[Problem to work on] Copy every entry word for word, but skip the pictures.

Dataset rows
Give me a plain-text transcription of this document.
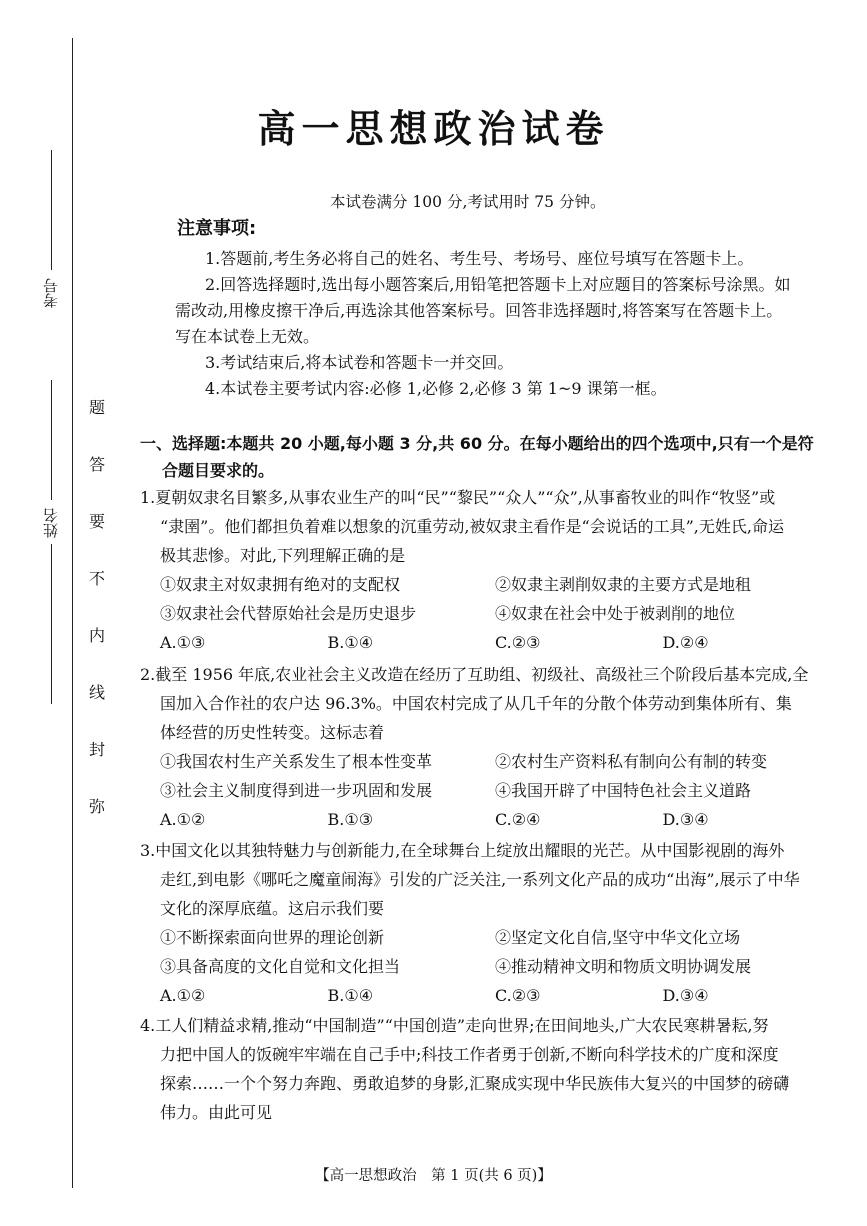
考号
姓名
题
答
要
不
内
线
封
弥
高一思想政治试卷
本试卷满分 100 分,考试用时 75 分钟。
注意事项:

1.答题前,考生务必将自己的姓名、考生号、考场号、座位号填写在答题卡上。

2.回答选择题时,选出每小题答案后,用铅笔把答题卡上对应题目的答案标号涂黑。如需改动,用橡皮擦干净后,再选涂其他答案标号。回答非选择题时,将答案写在答题卡上。写在本试卷上无效。

3.考试结束后,将本试卷和答题卡一并交回。

4.本试卷主要考试内容:必修 1,必修 2,必修 3 第 1~9 课第一框。

一、选择题:本题共 20 小题,每小题 3 分,共 60 分。在每小题给出的四个选项中,只有一个是符
合题目要求的。

1.夏朝奴隶名目繁多,从事农业生产的叫“民”“黎民”“众人”“众”,从事畜牧业的叫作“牧竖”或

“隶圉”。他们都担负着难以想象的沉重劳动,被奴隶主看作是“会说话的工具”,无姓氏,命运

极其悲惨。对此,下列理解正确的是

①奴隶主对奴隶拥有绝对的支配权	②奴隶主剥削奴隶的主要方式是地租
③奴隶社会代替原始社会是历史退步	④奴隶在社会中处于被剥削的地位
A.①③	B.①④	C.②③	D.②④

2.截至 1956 年底,农业社会主义改造在经历了互助组、初级社、高级社三个阶段后基本完成,全

国加入合作社的农户达 96.3%。中国农村完成了从几千年的分散个体劳动到集体所有、集

体经营的历史性转变。这标志着

①我国农村生产关系发生了根本性变革	②农村生产资料私有制向公有制的转变
③社会主义制度得到进一步巩固和发展	④我国开辟了中国特色社会主义道路
A.①②	B.①③	C.②④	D.③④

3.中国文化以其独特魅力与创新能力,在全球舞台上绽放出耀眼的光芒。从中国影视剧的海外

走红,到电影《哪吒之魔童闹海》引发的广泛关注,一系列文化产品的成功“出海”,展示了中华

文化的深厚底蕴。这启示我们要

①不断探索面向世界的理论创新	②坚定文化自信,坚守中华文化立场
③具备高度的文化自觉和文化担当	④推动精神文明和物质文明协调发展
A.①②	B.①④	C.②③	D.③④

4.工人们精益求精,推动“中国制造”“中国创造”走向世界;在田间地头,广大农民寒耕暑耘,努

力把中国人的饭碗牢牢端在自己手中;科技工作者勇于创新,不断向科学技术的广度和深度

探索……一个个努力奔跑、勇敢追梦的身影,汇聚成实现中华民族伟大复兴的中国梦的磅礴

伟力。由此可见

【高一思想政治　第 1 页(共 6 页)】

[Expected answer]
Give me a plain-text transcription of this document.
考号
姓名
题
答
要
不
内
线
封
弥
高一思想政治试卷
本试卷满分 100 分,考试用时 75 分钟。
注意事项:

1.答题前,考生务必将自己的姓名、考生号、考场号、座位号填写在答题卡上。

2.回答选择题时,选出每小题答案后,用铅笔把答题卡上对应题目的答案标号涂黑。如需改动,用橡皮擦干净后,再选涂其他答案标号。回答非选择题时,将答案写在答题卡上。写在本试卷上无效。

3.考试结束后,将本试卷和答题卡一并交回。

4.本试卷主要考试内容:必修 1,必修 2,必修 3 第 1~9 课第一框。

一、选择题:本题共 20 小题,每小题 3 分,共 60 分。在每小题给出的四个选项中,只有一个是符
合题目要求的。

1.夏朝奴隶名目繁多,从事农业生产的叫“民”“黎民”“众人”“众”,从事畜牧业的叫作“牧竖”或

“隶圉”。他们都担负着难以想象的沉重劳动,被奴隶主看作是“会说话的工具”,无姓氏,命运

极其悲惨。对此,下列理解正确的是

①奴隶主对奴隶拥有绝对的支配权	②奴隶主剥削奴隶的主要方式是地租
③奴隶社会代替原始社会是历史退步	④奴隶在社会中处于被剥削的地位
A.①③	B.①④	C.②③	D.②④

2.截至 1956 年底,农业社会主义改造在经历了互助组、初级社、高级社三个阶段后基本完成,全

国加入合作社的农户达 96.3%。中国农村完成了从几千年的分散个体劳动到集体所有、集

体经营的历史性转变。这标志着

①我国农村生产关系发生了根本性变革	②农村生产资料私有制向公有制的转变
③社会主义制度得到进一步巩固和发展	④我国开辟了中国特色社会主义道路
A.①②	B.①③	C.②④	D.③④

3.中国文化以其独特魅力与创新能力,在全球舞台上绽放出耀眼的光芒。从中国影视剧的海外

走红,到电影《哪吒之魔童闹海》引发的广泛关注,一系列文化产品的成功“出海”,展示了中华

文化的深厚底蕴。这启示我们要

①不断探索面向世界的理论创新	②坚定文化自信,坚守中华文化立场
③具备高度的文化自觉和文化担当	④推动精神文明和物质文明协调发展
A.①②	B.①④	C.②③	D.③④

4.工人们精益求精,推动“中国制造”“中国创造”走向世界;在田间地头,广大农民寒耕暑耘,努

力把中国人的饭碗牢牢端在自己手中;科技工作者勇于创新,不断向科学技术的广度和深度

探索……一个个努力奔跑、勇敢追梦的身影,汇聚成实现中华民族伟大复兴的中国梦的磅礴

伟力。由此可见

【高一思想政治　第 1 页(共 6 页)】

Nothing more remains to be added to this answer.